[Structured figure records]

....................

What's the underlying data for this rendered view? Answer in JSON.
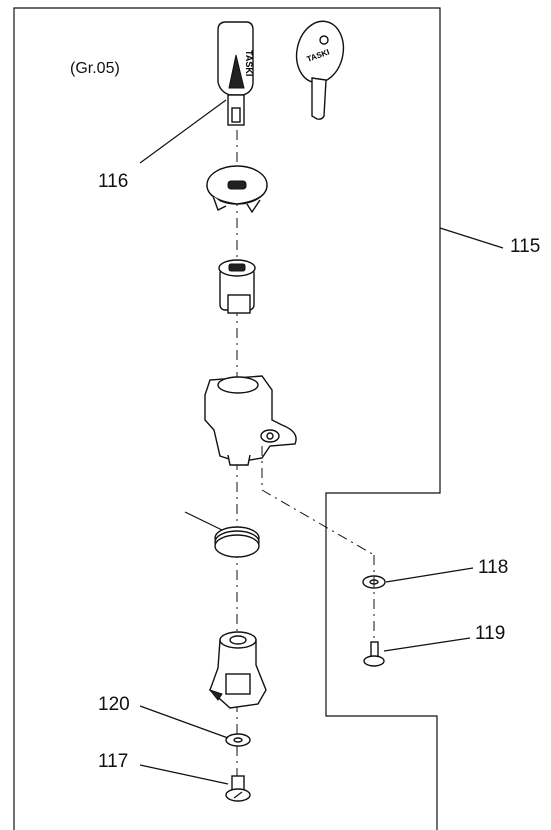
{
  "diagram": {
    "group_label": "(Gr.05)",
    "key_brand": "TASKI",
    "callouts": [
      "116",
      "115",
      "118",
      "119",
      "120",
      "117"
    ]
  }
}
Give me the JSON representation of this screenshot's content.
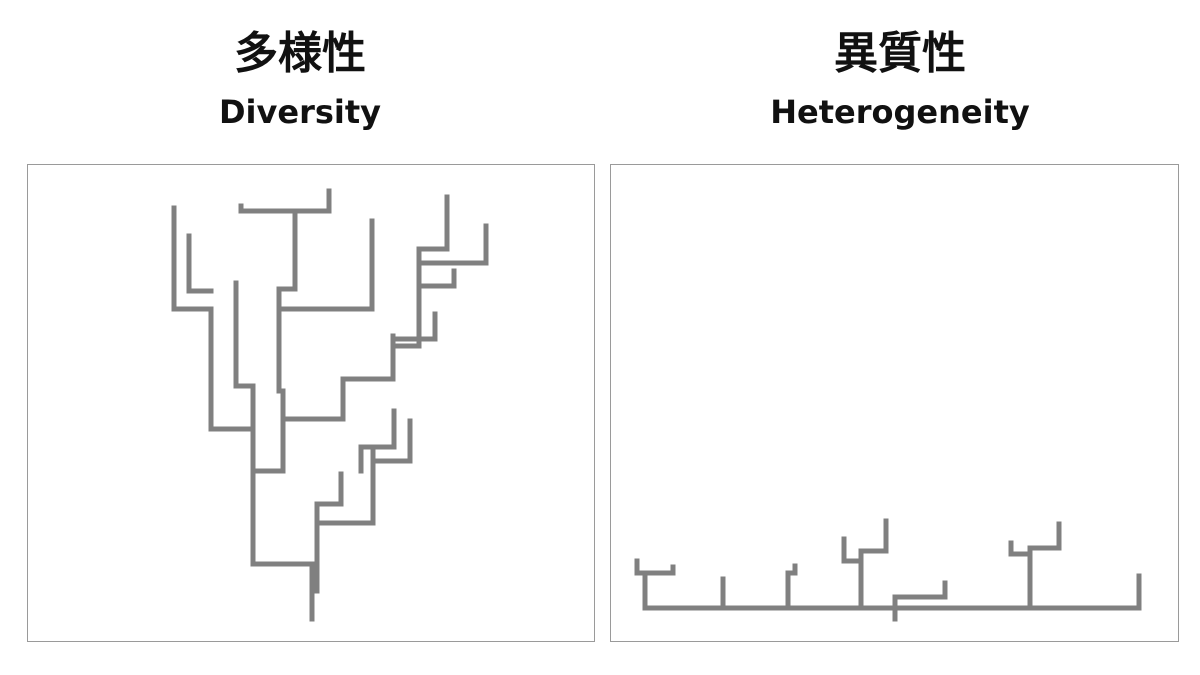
{
  "panels": [
    {
      "title_jp": "多様性",
      "title_en": "Diversity"
    },
    {
      "title_jp": "異質性",
      "title_en": "Heterogeneity"
    }
  ],
  "colors": {
    "branch": "#808080",
    "frame_border": "#9a9a9a",
    "text": "#111111"
  }
}
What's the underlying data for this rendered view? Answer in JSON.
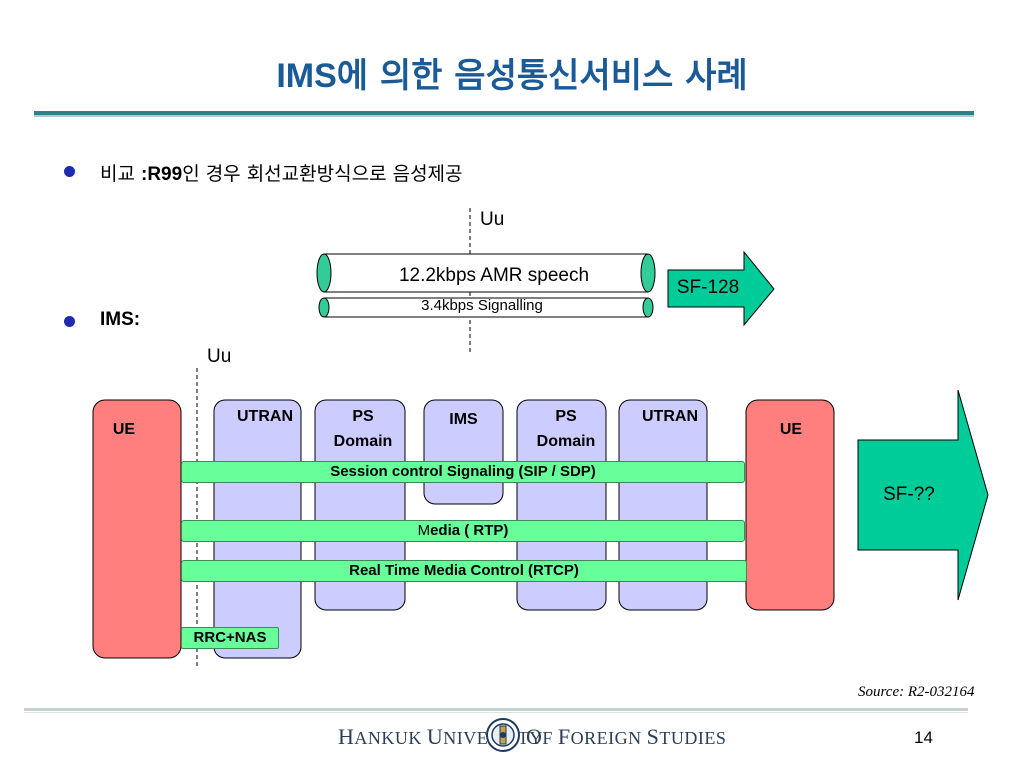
{
  "title": {
    "prefix": "IMS",
    "korean": "에 의한 음성통신서비스 사례"
  },
  "bullets": [
    {
      "prefix": "비교 ",
      "bold": ":R99",
      "suffix": "인 경우 회선교환방식으로 음성제공"
    },
    {
      "bold": "IMS:"
    }
  ],
  "r99_diagram": {
    "interface_label": "Uu",
    "pipe_speech": "12.2kbps AMR speech",
    "pipe_signalling": "3.4kbps Signalling",
    "arrow_label": "SF-128"
  },
  "ims_diagram": {
    "interface_label": "Uu",
    "ue_left": "UE",
    "ue_right": "UE",
    "nodes": [
      {
        "line1": "UTRAN",
        "line2": ""
      },
      {
        "line1": "PS",
        "line2": "Domain"
      },
      {
        "line1": "IMS",
        "line2": ""
      },
      {
        "line1": "PS",
        "line2": "Domain"
      },
      {
        "line1": "UTRAN",
        "line2": ""
      }
    ],
    "bars": {
      "sip": "Session control Signaling (SIP / SDP)",
      "media_first": "M",
      "media_rest": "edia ( RTP)",
      "rtcp": "Real Time Media Control (RTCP)",
      "rrc": "RRC+NAS"
    },
    "arrow_label": "SF-??"
  },
  "source": "Source: R2-032164",
  "footer": {
    "h1": "H",
    "w1": "ANKUK ",
    "h2": "U",
    "w2": "NIVERSITY",
    "h3": "O",
    "w3": "F ",
    "h4": "F",
    "w4": "OREIGN ",
    "h5": "S",
    "w5": "TUDIES"
  },
  "page_number": "14",
  "colors": {
    "title": "#1a5a96",
    "ue_fill": "#ff7f7f",
    "node_fill": "#ccccff",
    "bar_fill": "#66ff99",
    "arrow_fill": "#00cc99",
    "pipe_end": "#33cc99"
  }
}
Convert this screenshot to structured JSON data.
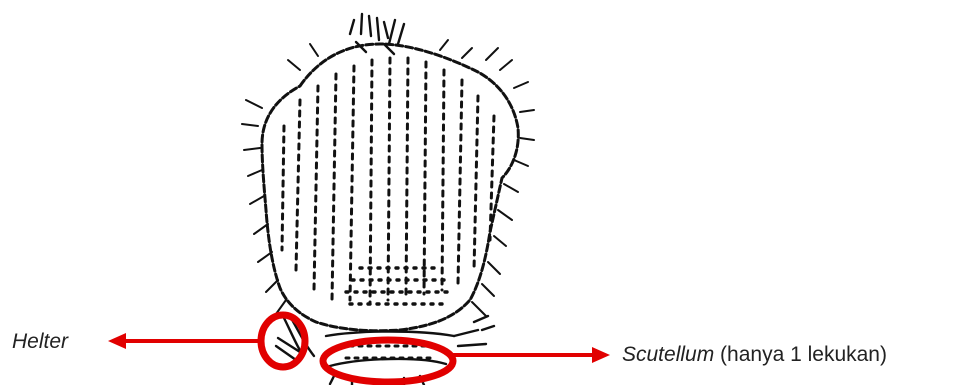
{
  "labels": {
    "helter": "Helter",
    "scutellum_term": "Scutellum",
    "scutellum_note": " (hanya 1 lekukan)"
  },
  "colors": {
    "annotation": "#e10000",
    "ink": "#111111",
    "text": "#222222"
  },
  "icons": {
    "illustration": "insect-thorax-stipple-drawing",
    "arrow_left": "arrow-left-icon",
    "arrow_right": "arrow-right-icon"
  }
}
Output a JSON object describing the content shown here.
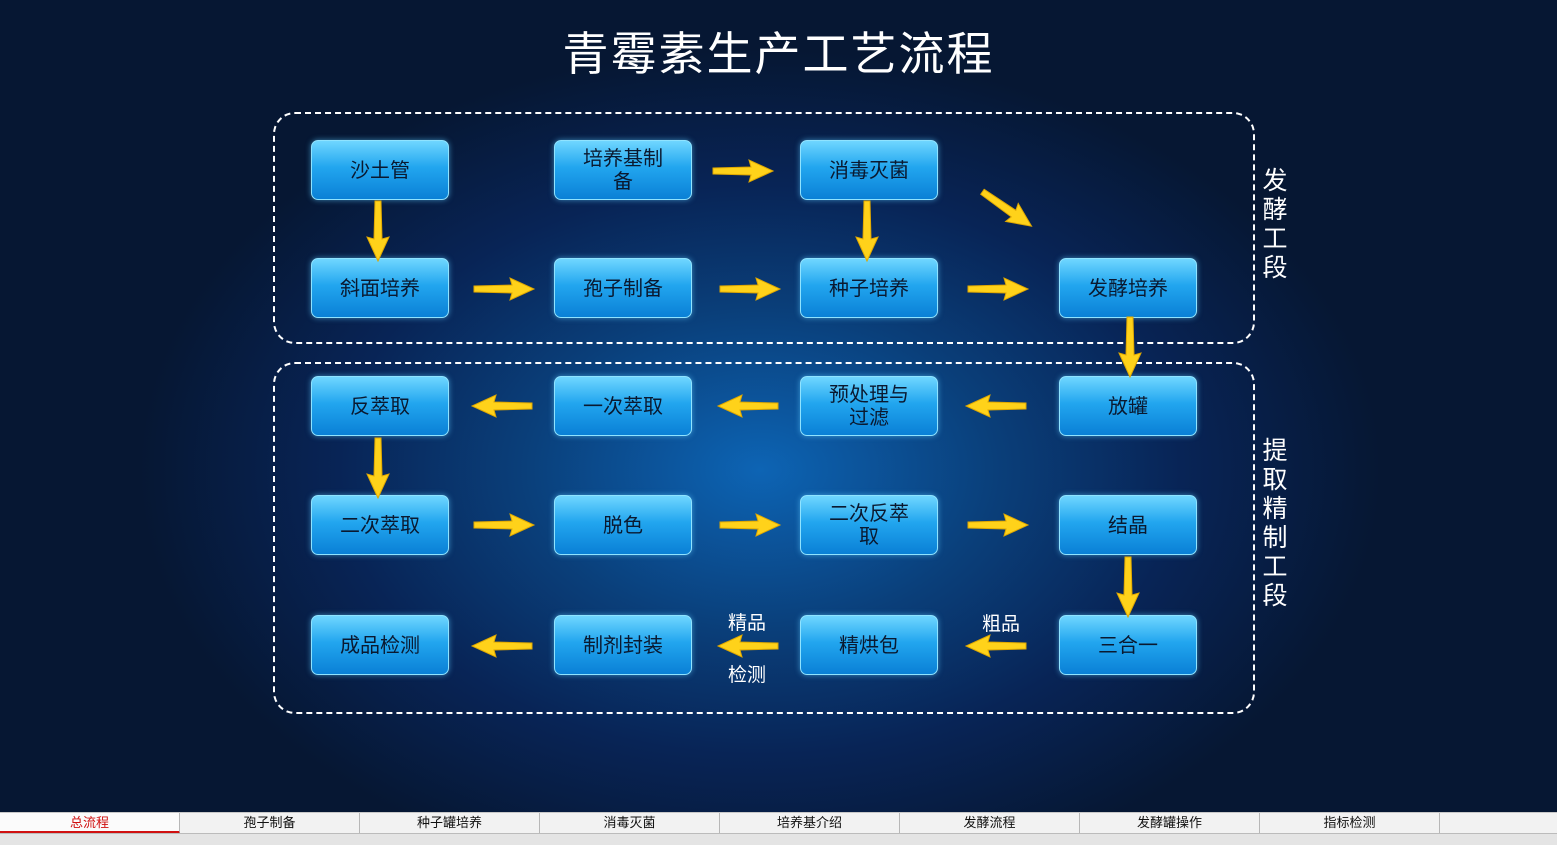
{
  "title": "青霉素生产工艺流程",
  "sections": {
    "fermentation_label": "发酵工段",
    "extraction_label": "提取精制工段"
  },
  "nodes": {
    "n1": "沙土管",
    "n2": "培养基制备",
    "n3": "消毒灭菌",
    "n4": "斜面培养",
    "n5": "孢子制备",
    "n6": "种子培养",
    "n7": "发酵培养",
    "n8": "反萃取",
    "n9": "一次萃取",
    "n10": "预处理与过滤",
    "n11": "放罐",
    "n12": "二次萃取",
    "n13": "脱色",
    "n14": "二次反萃取",
    "n15": "结晶",
    "n16": "成品检测",
    "n17": "制剂封装",
    "n18": "精烘包",
    "n19": "三合一"
  },
  "notes": {
    "jingpin": "精品",
    "jiance": "检测",
    "cupin": "粗品"
  },
  "tabs": [
    {
      "label": "总流程",
      "active": true
    },
    {
      "label": "孢子制备",
      "active": false
    },
    {
      "label": "种子罐培养",
      "active": false
    },
    {
      "label": "消毒灭菌",
      "active": false
    },
    {
      "label": "培养基介绍",
      "active": false
    },
    {
      "label": "发酵流程",
      "active": false
    },
    {
      "label": "发酵罐操作",
      "active": false
    },
    {
      "label": "指标检测",
      "active": false
    }
  ],
  "colors": {
    "node_fill": "#22a6ef",
    "arrow": "#ffd21a",
    "active_tab": "#d01010"
  }
}
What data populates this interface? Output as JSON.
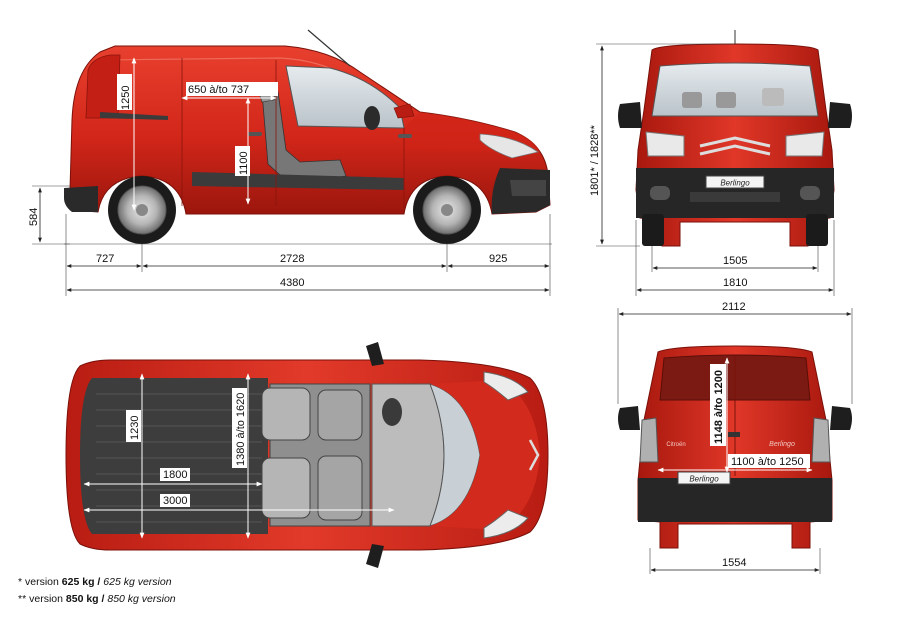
{
  "side_view": {
    "height_1250": "1250",
    "load_650_737": "650 à/to 737",
    "sill_1100": "1100",
    "ground_584": "584",
    "front_overhang": "727",
    "wheelbase": "2728",
    "rear_overhang": "925",
    "total_length": "4380"
  },
  "front_view": {
    "height_1801_1828": "1801* / 1828**",
    "track_front": "1505",
    "width_body": "1810",
    "badge": "Berlingo"
  },
  "top_view": {
    "width_1230": "1230",
    "width_1380_1620": "1380 à/to 1620",
    "length_1800": "1800",
    "length_3000": "3000"
  },
  "rear_view": {
    "width_mirrors": "2112",
    "door_height": "1148 à/to 1200",
    "door_width": "1100 à/to 1250",
    "track_rear": "1554",
    "badge_plate": "Berlingo",
    "badge_door": "Berlingo",
    "badge_small": "Citroën"
  },
  "footnotes": {
    "note1_star": "*",
    "note1_prefix": "version",
    "note1_bold": "625 kg",
    "note1_sep": "/",
    "note1_italic": "625 kg version",
    "note2_star": "**",
    "note2_prefix": "version",
    "note2_bold": "850 kg",
    "note2_sep": "/",
    "note2_italic": "850 kg version"
  },
  "colors": {
    "body_red": "#d8291c",
    "body_dark": "#8f140c",
    "bumper": "#2a2a2a",
    "glass": "#cfd6db",
    "cargo": "#3c3c3c"
  }
}
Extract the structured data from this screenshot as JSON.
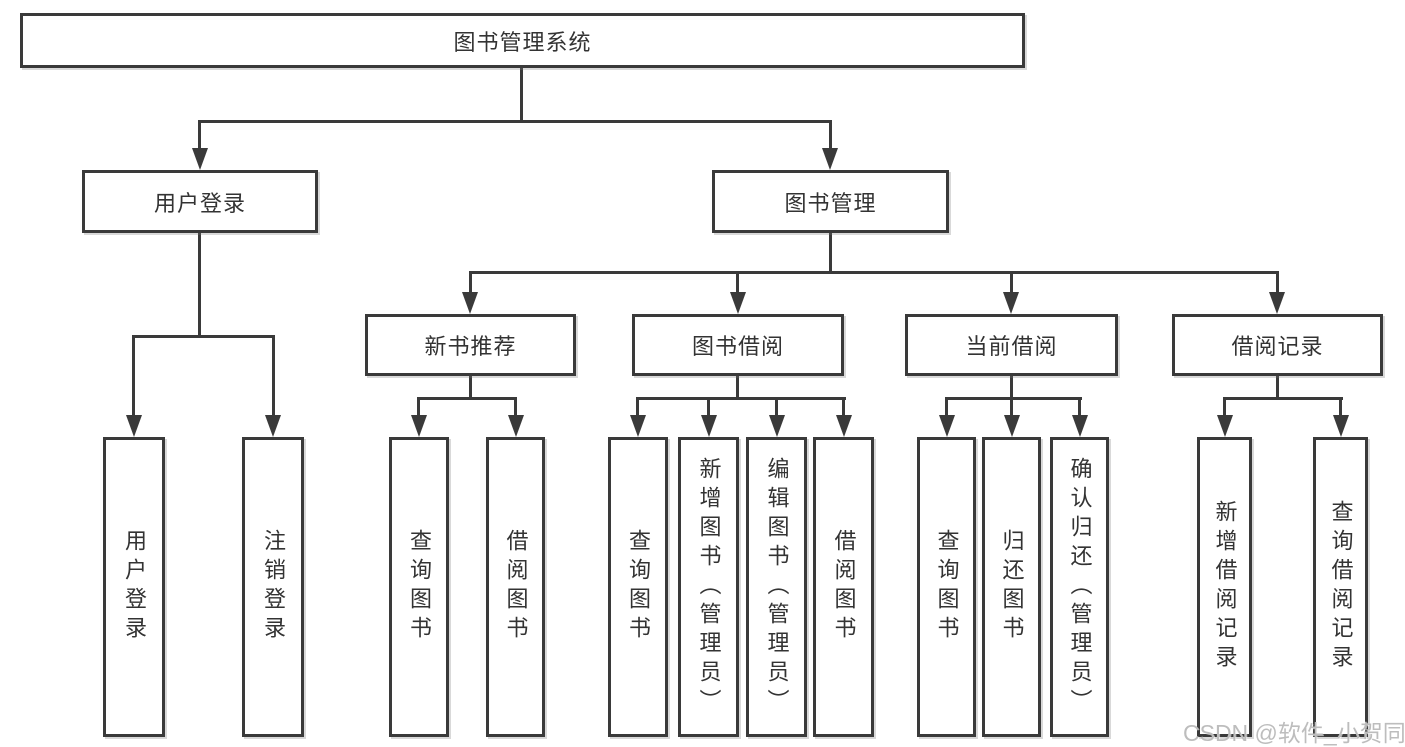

....................

Every entry must be transcribed exactly. Pictures do not belong in the copy.

** Response to this task **
What's the underlying data for this rendered view? Answer in JSON.
{
  "diagram": {
    "group_label": "(Gr.05)",
    "key_brand": "TASKI",
    "callouts": [
      "116",
      "115",
      "118",
      "119",
      "120",
      "117"
    ]
  }
}
Give me the JSON representation of this screenshot's content.
{
  "panels": [
    {
      "title_jp": "多様性",
      "title_en": "Diversity"
    },
    {
      "title_jp": "異質性",
      "title_en": "Heterogeneity"
    }
  ],
  "colors": {
    "branch": "#808080",
    "frame_border": "#9a9a9a",
    "text": "#111111"
  }
}
What's the underlying data for this rendered view? Answer in JSON.
{
  "title": {
    "prefix": "IMS",
    "korean": "에 의한 음성통신서비스 사례"
  },
  "bullets": [
    {
      "prefix": "비교 ",
      "bold": ":R99",
      "suffix": "인 경우 회선교환방식으로 음성제공"
    },
    {
      "bold": "IMS:"
    }
  ],
  "r99_diagram": {
    "interface_label": "Uu",
    "pipe_speech": "12.2kbps AMR speech",
    "pipe_signalling": "3.4kbps Signalling",
    "arrow_label": "SF-128"
  },
  "ims_diagram": {
    "interface_label": "Uu",
    "ue_left": "UE",
    "ue_right": "UE",
    "nodes": [
      {
        "line1": "UTRAN",
        "line2": ""
      },
      {
        "line1": "PS",
        "line2": "Domain"
      },
      {
        "line1": "IMS",
        "line2": ""
      },
      {
        "line1": "PS",
        "line2": "Domain"
      },
      {
        "line1": "UTRAN",
        "line2": ""
      }
    ],
    "bars": {
      "sip": "Session control Signaling (SIP / SDP)",
      "media_first": "M",
      "media_rest": "edia ( RTP)",
      "rtcp": "Real Time Media Control (RTCP)",
      "rrc": "RRC+NAS"
    },
    "arrow_label": "SF-??"
  },
  "source": "Source: R2-032164",
  "footer": {
    "h1": "H",
    "w1": "ANKUK ",
    "h2": "U",
    "w2": "NIVERSITY",
    "h3": "O",
    "w3": "F ",
    "h4": "F",
    "w4": "OREIGN ",
    "h5": "S",
    "w5": "TUDIES"
  },
  "page_number": "14",
  "colors": {
    "title": "#1a5a96",
    "ue_fill": "#ff7f7f",
    "node_fill": "#ccccff",
    "bar_fill": "#66ff99",
    "arrow_fill": "#00cc99",
    "pipe_end": "#33cc99"
  }
}
Convert this screenshot to structured JSON data.
{
  "labels": {
    "helter": "Helter",
    "scutellum_term": "Scutellum",
    "scutellum_note": " (hanya 1 lekukan)"
  },
  "colors": {
    "annotation": "#e10000",
    "ink": "#111111",
    "text": "#222222"
  },
  "icons": {
    "illustration": "insect-thorax-stipple-drawing",
    "arrow_left": "arrow-left-icon",
    "arrow_right": "arrow-right-icon"
  }
}
Output a JSON object describing the content shown here.
{
  "title": "青霉素生产工艺流程",
  "sections": {
    "fermentation_label": "发酵工段",
    "extraction_label": "提取精制工段"
  },
  "nodes": {
    "n1": "沙土管",
    "n2": "培养基制备",
    "n3": "消毒灭菌",
    "n4": "斜面培养",
    "n5": "孢子制备",
    "n6": "种子培养",
    "n7": "发酵培养",
    "n8": "反萃取",
    "n9": "一次萃取",
    "n10": "预处理与过滤",
    "n11": "放罐",
    "n12": "二次萃取",
    "n13": "脱色",
    "n14": "二次反萃取",
    "n15": "结晶",
    "n16": "成品检测",
    "n17": "制剂封装",
    "n18": "精烘包",
    "n19": "三合一"
  },
  "notes": {
    "jingpin": "精品",
    "jiance": "检测",
    "cupin": "粗品"
  },
  "tabs": [
    {
      "label": "总流程",
      "active": true
    },
    {
      "label": "孢子制备",
      "active": false
    },
    {
      "label": "种子罐培养",
      "active": false
    },
    {
      "label": "消毒灭菌",
      "active": false
    },
    {
      "label": "培养基介绍",
      "active": false
    },
    {
      "label": "发酵流程",
      "active": false
    },
    {
      "label": "发酵罐操作",
      "active": false
    },
    {
      "label": "指标检测",
      "active": false
    }
  ],
  "colors": {
    "node_fill": "#22a6ef",
    "arrow": "#ffd21a",
    "active_tab": "#d01010"
  }
}
What data populates this interface? Output as JSON.
{
  "side_view": {
    "height_1250": "1250",
    "load_650_737": "650 à/to 737",
    "sill_1100": "1100",
    "ground_584": "584",
    "front_overhang": "727",
    "wheelbase": "2728",
    "rear_overhang": "925",
    "total_length": "4380"
  },
  "front_view": {
    "height_1801_1828": "1801* / 1828**",
    "track_front": "1505",
    "width_body": "1810",
    "badge": "Berlingo"
  },
  "top_view": {
    "width_1230": "1230",
    "width_1380_1620": "1380 à/to 1620",
    "length_1800": "1800",
    "length_3000": "3000"
  },
  "rear_view": {
    "width_mirrors": "2112",
    "door_height": "1148 à/to 1200",
    "door_width": "1100 à/to 1250",
    "track_rear": "1554",
    "badge_plate": "Berlingo",
    "badge_door": "Berlingo",
    "badge_small": "Citroën"
  },
  "footnotes": {
    "note1_star": "*",
    "note1_prefix": "version",
    "note1_bold": "625 kg",
    "note1_sep": "/",
    "note1_italic": "625 kg version",
    "note2_star": "**",
    "note2_prefix": "version",
    "note2_bold": "850 kg",
    "note2_sep": "/",
    "note2_italic": "850 kg version"
  },
  "colors": {
    "body_red": "#d8291c",
    "body_dark": "#8f140c",
    "bumper": "#2a2a2a",
    "glass": "#cfd6db",
    "cargo": "#3c3c3c"
  }
}
Extract the structured data from this screenshot as JSON.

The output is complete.